_SET EXERCISE_:
Find the word "Hello" in the listing; pull out each line holding it.

_GIVEN INFORMATION_:
+ + + +

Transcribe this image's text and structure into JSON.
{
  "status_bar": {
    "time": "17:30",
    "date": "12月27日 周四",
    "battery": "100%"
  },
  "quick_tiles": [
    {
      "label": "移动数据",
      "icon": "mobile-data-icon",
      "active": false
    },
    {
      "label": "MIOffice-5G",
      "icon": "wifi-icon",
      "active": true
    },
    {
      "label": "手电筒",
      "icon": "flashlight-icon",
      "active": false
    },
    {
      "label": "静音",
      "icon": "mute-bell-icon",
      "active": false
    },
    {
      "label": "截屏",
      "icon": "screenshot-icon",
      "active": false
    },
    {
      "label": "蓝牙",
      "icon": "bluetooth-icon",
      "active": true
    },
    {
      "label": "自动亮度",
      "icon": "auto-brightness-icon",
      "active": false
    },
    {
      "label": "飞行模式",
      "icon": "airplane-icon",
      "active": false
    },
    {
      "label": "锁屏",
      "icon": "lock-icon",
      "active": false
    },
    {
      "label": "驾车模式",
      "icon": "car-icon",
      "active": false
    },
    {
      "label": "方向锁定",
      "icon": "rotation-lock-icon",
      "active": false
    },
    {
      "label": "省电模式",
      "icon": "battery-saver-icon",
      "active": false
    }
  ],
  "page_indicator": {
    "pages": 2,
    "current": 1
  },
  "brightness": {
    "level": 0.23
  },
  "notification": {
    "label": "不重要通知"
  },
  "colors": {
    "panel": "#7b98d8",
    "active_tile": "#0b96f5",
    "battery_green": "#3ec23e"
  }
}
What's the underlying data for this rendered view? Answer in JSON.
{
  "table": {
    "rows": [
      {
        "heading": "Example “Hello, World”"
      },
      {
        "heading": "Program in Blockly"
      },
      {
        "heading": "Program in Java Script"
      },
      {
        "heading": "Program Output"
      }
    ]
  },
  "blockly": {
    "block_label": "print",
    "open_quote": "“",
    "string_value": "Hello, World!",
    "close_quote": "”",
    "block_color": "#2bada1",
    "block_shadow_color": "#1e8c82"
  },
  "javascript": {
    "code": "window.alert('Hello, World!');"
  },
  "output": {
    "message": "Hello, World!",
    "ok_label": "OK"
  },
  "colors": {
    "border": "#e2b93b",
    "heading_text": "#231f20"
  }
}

+ + + +

_SOLUTION FOR THIS EXERCISE_:
        "heading": "Example “Hello, World”"
    "string_value": "Hello, World!",
    "code": "window.alert('Hello, World!');"
    "message": "Hello, World!",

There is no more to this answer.